**REQUIREMENTS:** Transcribe exactly the entries from the "Convert this document image to plain text." line to the end, both included, minus pictures.
** Begin **
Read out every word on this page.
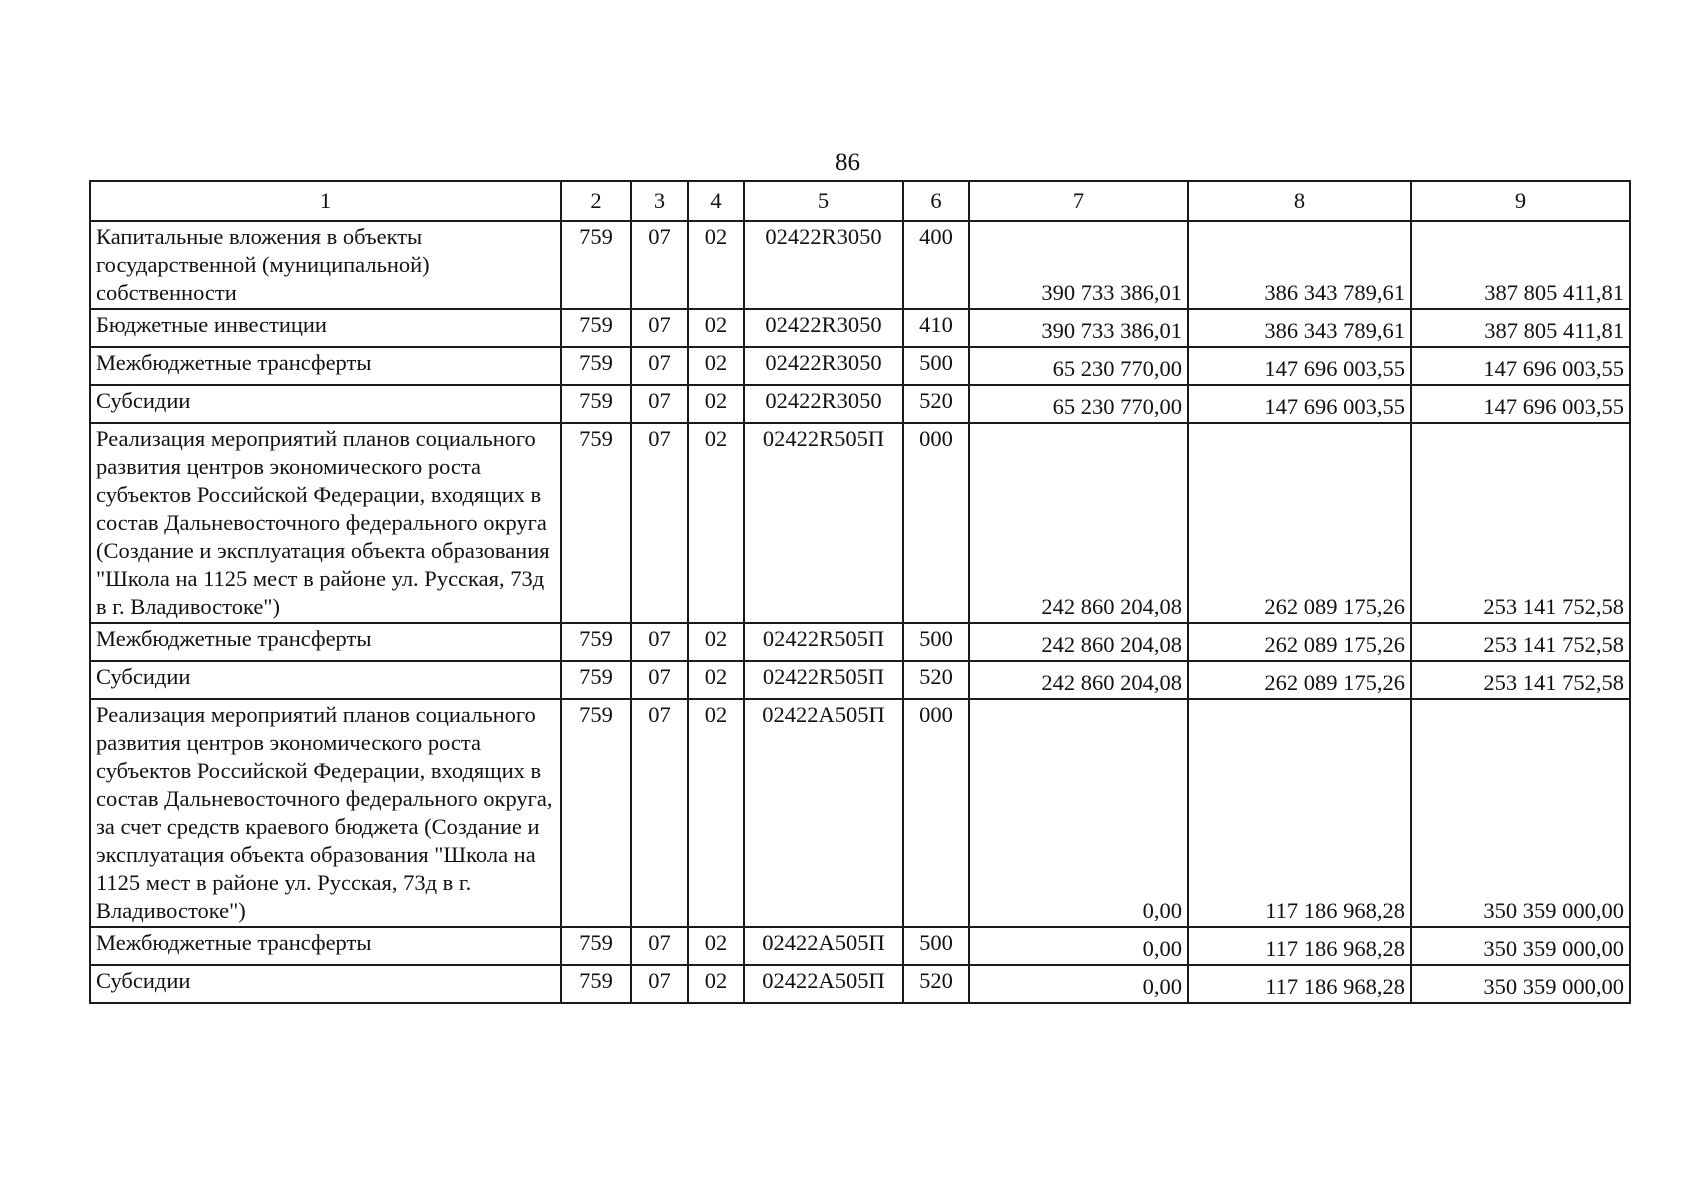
86
1	2	3	4	5	6	7	8	9
Капитальные вложения в объекты государственной (муниципальной) собственности	759	07	02	02422R3050	400	390 733 386,01	386 343 789,61	387 805 411,81
Бюджетные инвестиции	759	07	02	02422R3050	410	390 733 386,01	386 343 789,61	387 805 411,81
Межбюджетные трансферты	759	07	02	02422R3050	500	65 230 770,00	147 696 003,55	147 696 003,55
Субсидии	759	07	02	02422R3050	520	65 230 770,00	147 696 003,55	147 696 003,55
Реализация мероприятий планов социального развития центров экономического роста субъектов Российской Федерации, входящих в состав Дальневосточного федерального округа (Создание и эксплуатация объекта образования "Школа на 1125 мест в районе ул. Русская, 73д в г. Владивостоке")	759	07	02	02422R505П	000	242 860 204,08	262 089 175,26	253 141 752,58
Межбюджетные трансферты	759	07	02	02422R505П	500	242 860 204,08	262 089 175,26	253 141 752,58
Субсидии	759	07	02	02422R505П	520	242 860 204,08	262 089 175,26	253 141 752,58
Реализация мероприятий планов социального развития центров экономического роста субъектов Российской Федерации, входящих в состав Дальневосточного федерального округа, за счет средств краевого бюджета (Создание и эксплуатация объекта образования "Школа на 1125 мест в районе ул. Русская, 73д в г. Владивостоке")	759	07	02	02422А505П	000	0,00	117 186 968,28	350 359 000,00
Межбюджетные трансферты	759	07	02	02422А505П	500	0,00	117 186 968,28	350 359 000,00
Субсидии	759	07	02	02422А505П	520	0,00	117 186 968,28	350 359 000,00
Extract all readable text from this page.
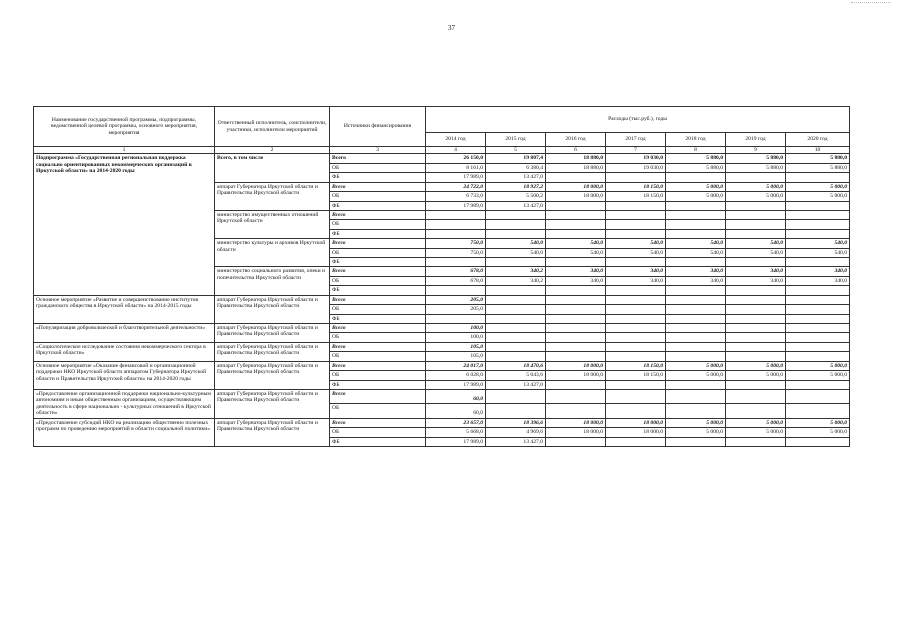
37
Наименование государственной программы, подпрограммы, ведомственной целевой программы, основного мероприятия, мероприятия	Ответственный исполнитель, соисполнители, участники, исполнители мероприятий	Источники финансирования	Расходы (тыс.руб.), годы						
			2014 год	2015 год	2016 год	2017 год	2018 год	2019 год	2020 год
1	2	3	4	5	6	7	8	9	10
Подпрограмма «Государственная региональная поддержка социально ориентированных некоммерческих организаций в Иркутской области» на 2014-2020 годы	Всего, в том числе	Всего	26 150,0	19 807,4	18 880,0	19 030,0	5 880,0	5 880,0	5 880,0
		ОБ	8 161,0	6 380,4	18 880,0	19 030,0	5 880,0	5 880,0	5 880,0
		ФБ	17 989,0	13 427,0					
	аппарат Губернатора Иркутской области и Правительства Иркутской области	Всего	24 722,0	18 927,2	18 000,0	18 150,0	5 000,0	5 000,0	5 000,0
		ОБ	6 733,0	5 500,2	18 000,0	18 150,0	5 000,0	5 000,0	5 000,0
		ФБ	17 989,0	13 427,0					
	министерство имущественных отношений Иркутской области	Всего							
		ОБ							
		ФБ							
	министерство культуры и архивов Иркутской области	Всего	750,0	540,0	540,0	540,0	540,0	540,0	540,0
		ОБ	750,0	540,0	540,0	540,0	540,0	540,0	540,0
		ФБ							
	министерство социального развития, опеки и попечительства Иркутской области	Всего	678,0	340,2	340,0	340,0	340,0	340,0	340,0
		ОБ	678,0	340,2	340,0	340,0	340,0	340,0	340,0
		ФБ							
Основное мероприятие «Развитие и совершенствование институтов гражданского общества в Иркутской области» на 2014-2015 годы	аппарат Губернатора Иркутской области и Правительства Иркутской области	Всего	205,0						
		ОБ	205,0						
		ФБ							
«Популяризация добровольческой и благотворительной деятельности»	аппарат Губернатора Иркутской области и Правительства Иркутской области	Всего	100,0						
		ОБ	100,0						
«Социологическое исследование состояния некоммерческого сектора в Иркутской области»	аппарат Губернатора Иркутской области и Правительства Иркутской области	Всего	105,0						
		ОБ	105,0						
Основное мероприятие «Оказание финансовой и организационной поддержки НКО Иркутской области аппаратом Губернатора Иркутской области и Правительства Иркутской области» на 2014-2020 годы	аппарат Губернатора Иркутской области и Правительства Иркутской области	Всего	24 017,0	18 470,6	18 000,0	18 150,0	5 000,0	5 000,0	5 000,0
		ОБ	6 028,0	5 043,6	18 000,0	18 150,0	5 000,0	5 000,0	5 000,0
		ФБ	17 989,0	13 427,0					
«Предоставление организационной поддержки национально-культурным автономиям и иным общественным организациям, осуществляющим деятельность в сфере национально - культурных отношений в Иркутской области»	аппарат Губернатора Иркутской области и Правительства Иркутской области	Всего	60,0						
		ОБ	60,0						
«Предоставление субсидий НКО на реализацию общественно полезных программ по проведению мероприятий в области социальной политики»	аппарат Губернатора Иркутской области и Правительства Иркутской области	Всего	23 657,0	18 396,6	18 000,0	18 000,0	5 000,0	5 000,0	5 000,0
		ОБ	5 668,0	4 969,6	18 000,0	18 000,0	5 000,0	5 000,0	5 000,0
		ФБ	17 989,0	13 427,0					
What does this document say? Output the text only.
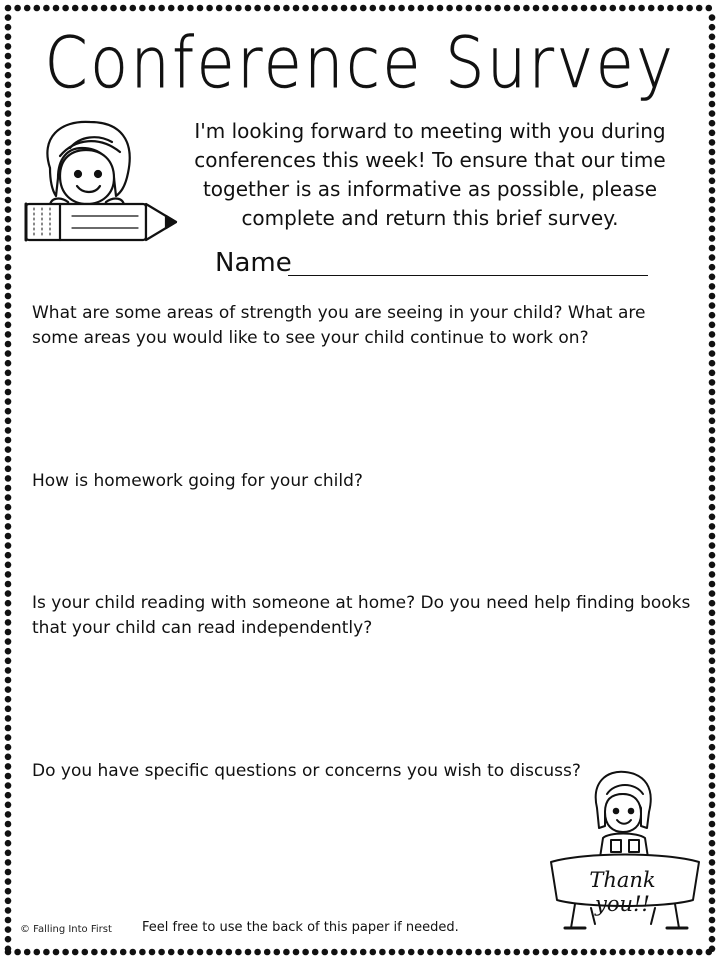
Conference Survey
I'm looking forward to meeting with you during conferences this week! To ensure that our time together is as informative as possible, please complete and return this brief survey.
Name
What are some areas of strength you are seeing in your child? What are some areas you would like to see your child continue to work on?
How is homework going for your child?
Is your child reading with someone at home? Do you need help finding books that your child can read independently?
Do you have specific questions or concerns you wish to discuss?
Thank you!!
© Falling Into First Feel free to use the back of this paper if needed.
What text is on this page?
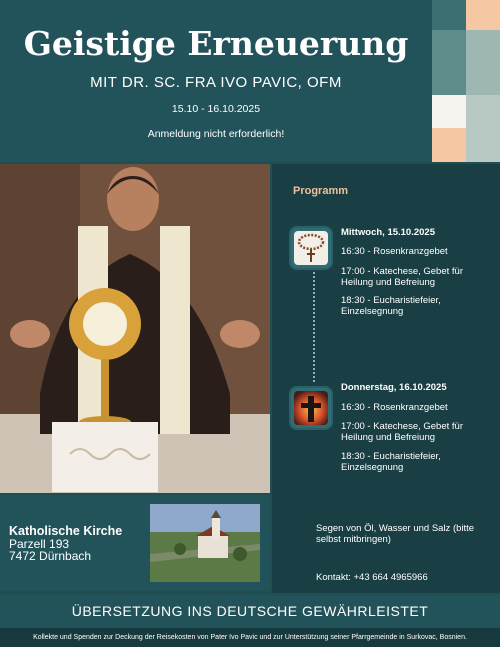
Geistige Erneuerung
MIT DR. SC. FRA IVO PAVIC, OFM
15.10 - 16.10.2025
Anmeldung nicht erforderlich!
Programm
Mittwoch, 15.10.2025
16:30 - Rosenkranzgebet
17:00 - Katechese, Gebet für Heilung und Befreiung
18:30 - Eucharistiefeier, Einzelsegnung
Donnerstag, 16.10.2025
16:30 - Rosenkranzgebet
17:00 - Katechese, Gebet für Heilung und Befreiung
18:30 - Eucharistiefeier, Einzelsegnung
Katholische Kirche
Parzell 193
7472 Dürnbach
Segen von Öl, Wasser und Salz (bitte selbst mitbringen)
Kontakt: +43 664 4965966
ÜBERSETZUNG INS DEUTSCHE GEWÄHRLEISTET
Kollekte und Spenden zur Deckung der Reisekosten von Pater Ivo Pavic und zur Unterstützung seiner Pfarrgemeinde in Surkovac, Bosnien.
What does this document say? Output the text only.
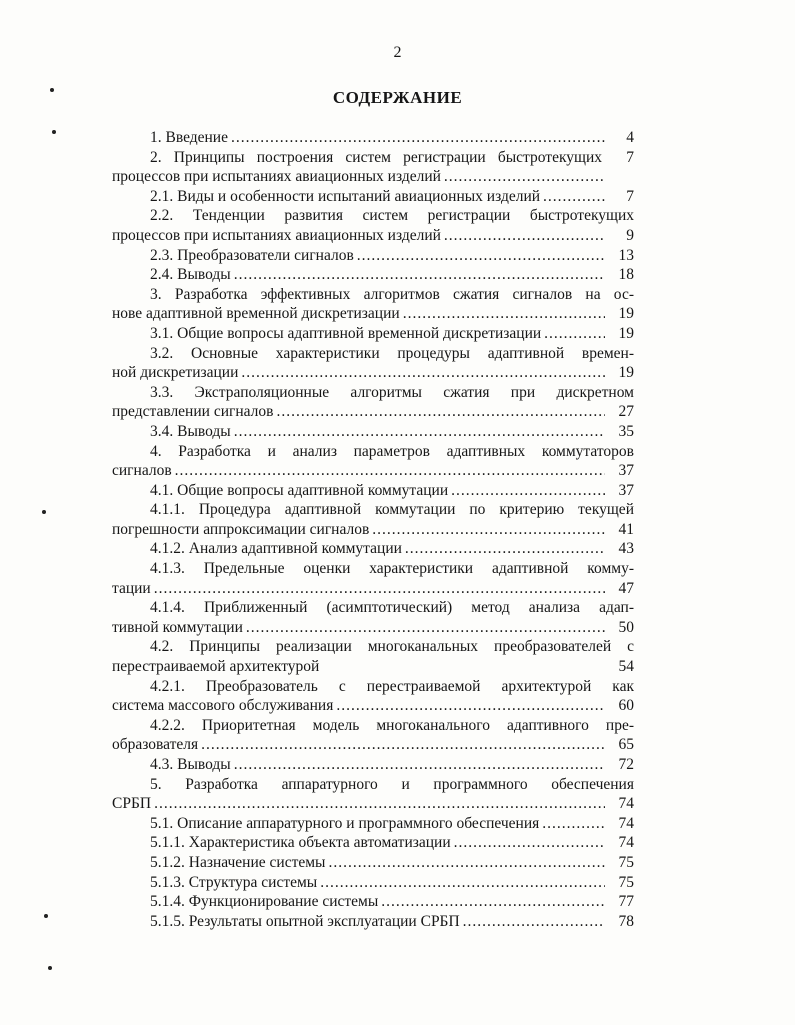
2
СОДЕРЖАНИЕ
1. Введение .....	4
2. Принципы построения систем регистрации быстротекущих	7
процессов при испытаниях авиационных изделий
.....
2.1. Виды и особенности испытаний авиационных изделий .....	7
2.2. Тенденции развития систем регистрации быстротекущих
процессов при испытаниях авиационных изделий .....	9
2.3. Преобразователи сигналов .....	13
2.4. Выводы .....	18
3. Разработка эффективных алгоритмов сжатия сигналов на ос-
нове адаптивной временной дискретизации .....	19
3.1. Общие вопросы адаптивной временной дискретизации .....	19
3.2. Основные характеристики процедуры адаптивной времен-
ной дискретизации .....	19
3.3. Экстраполяционные алгоритмы сжатия при дискретном
представлении сигналов .....	27
3.4. Выводы .....	35
4. Разработка и анализ параметров адаптивных коммутаторов
сигналов .....	37
4.1. Общие вопросы адаптивной коммутации .....	37
4.1.1. Процедура адаптивной коммутации по критерию текущей
погрешности аппроксимации сигналов .....	41
4.1.2. Анализ адаптивной коммутации .....	43
4.1.3. Предельные оценки характеристики адаптивной комму-
тации .....	47
4.1.4. Приближенный (асимптотический) метод анализа адап-
тивной коммутации .....	50
4.2. Принципы реализации многоканальных преобразователей с
перестраиваемой архитектурой	54
4.2.1. Преобразователь с перестраиваемой архитектурой как
система массового обслуживания .....	60
4.2.2. Приоритетная модель многоканального адаптивного пре-
образователя .....	65
4.3. Выводы .....	72
5. Разработка аппаратурного и программного обеспечения
СРБП .....	74
5.1. Описание аппаратурного и программного обеспечения .....	74
5.1.1. Характеристика объекта автоматизации .....	74
5.1.2. Назначение системы .....	75
5.1.3. Структура системы .....	75
5.1.4. Функционирование системы .....	77
5.1.5. Результаты опытной эксплуатации СРБП .....	78
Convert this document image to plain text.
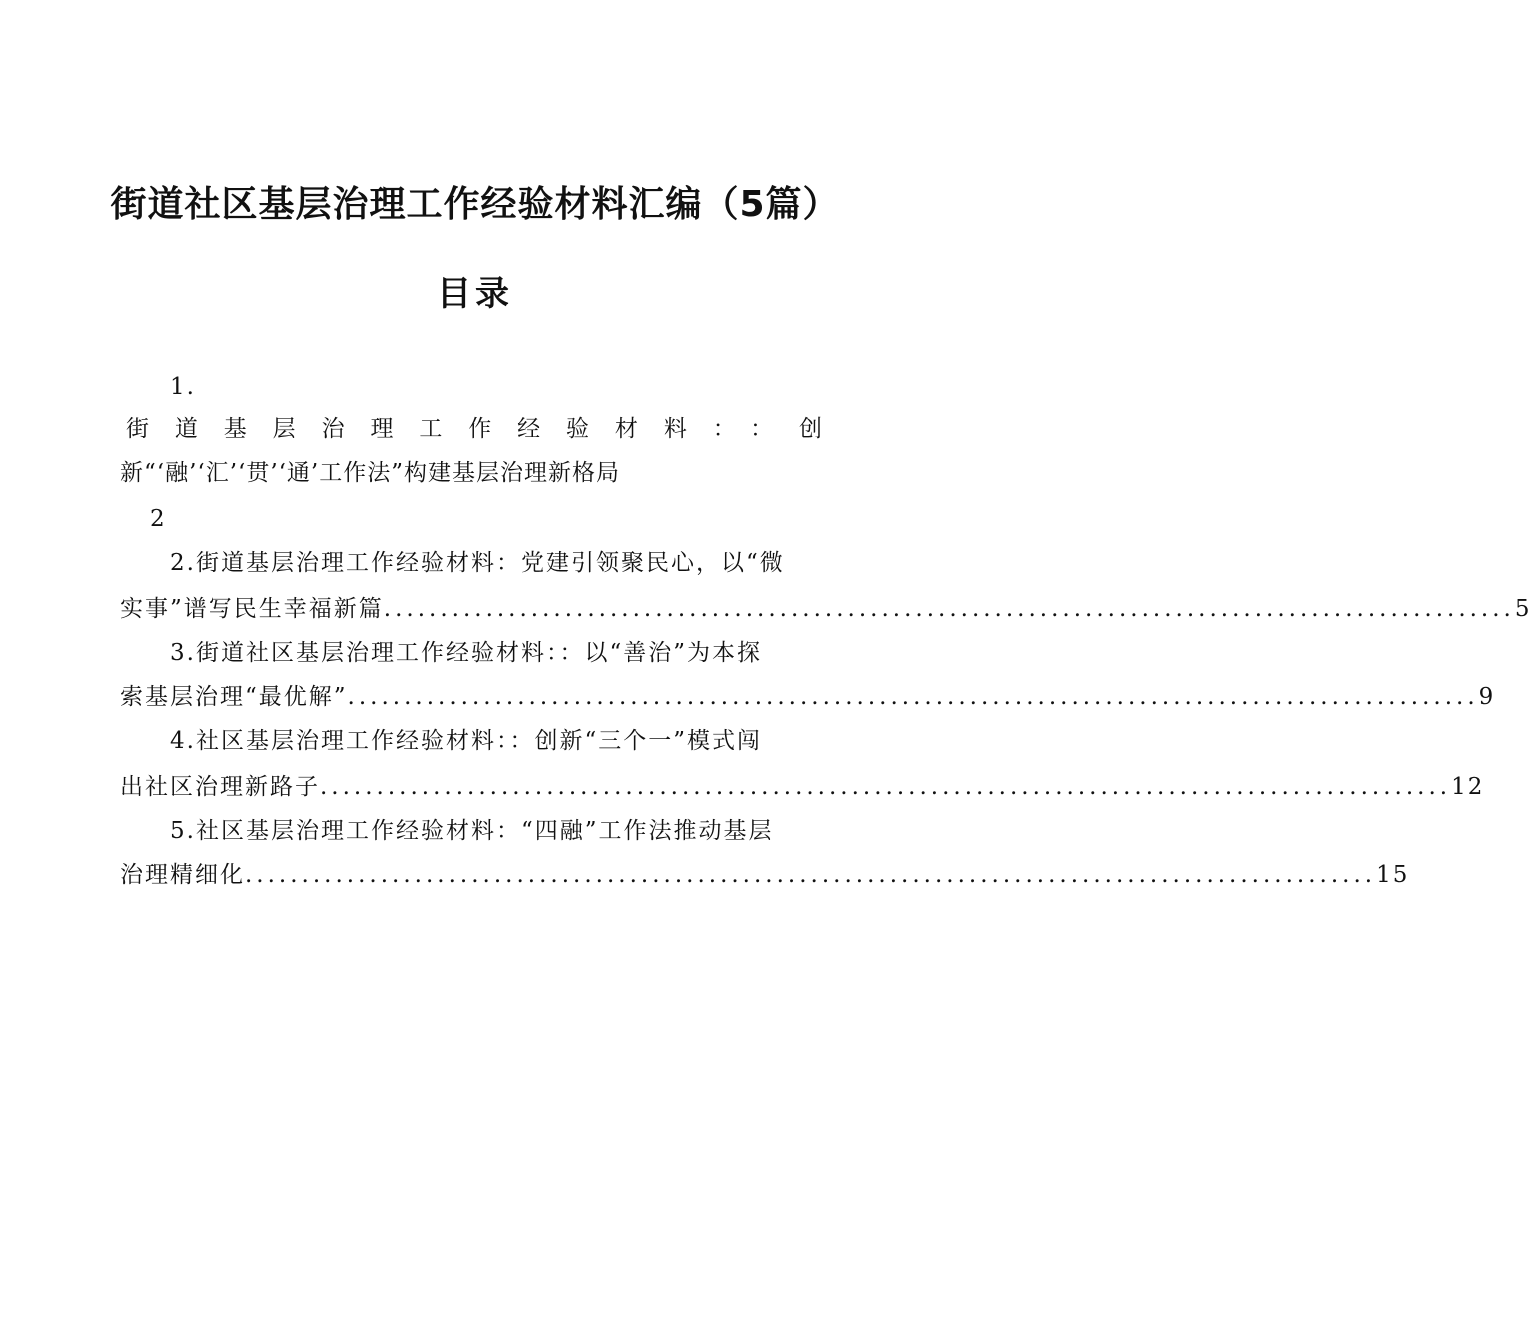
街道社区基层治理工作经验材料汇编（5篇）
目录
1.
街道基层治理工作经验材料：：创
新“‘融’‘汇’‘贯’‘通’工作法”构建基层治理新格局
2
2.街道基层治理工作经验材料：党建引领聚民心，以“微
实事”谱写民生幸福新篇 .................................................................................................... 5
3.街道社区基层治理工作经验材料：：以“善治”为本探
索基层治理“最优解” .................................................................................................... 9
4.社区基层治理工作经验材料：：创新“三个一”模式闯
出社区治理新路子 .................................................................................................... 12
5.社区基层治理工作经验材料：“四融”工作法推动基层
治理精细化 .................................................................................................... 15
** End **
**TASK RESULT:**
Convert this document image to plain text.
街道社区基层治理工作经验材料汇编（5篇）
目录
1.
街道基层治理工作经验材料：：创
新“‘融’‘汇’‘贯’‘通’工作法”构建基层治理新格局
2
2.街道基层治理工作经验材料：党建引领聚民心，以“微
实事”谱写民生幸福新篇 .................................................................................................... 5
3.街道社区基层治理工作经验材料：：以“善治”为本探
索基层治理“最优解” .................................................................................................... 9
4.社区基层治理工作经验材料：：创新“三个一”模式闯
出社区治理新路子 .................................................................................................... 12
5.社区基层治理工作经验材料：“四融”工作法推动基层
治理精细化 .................................................................................................... 15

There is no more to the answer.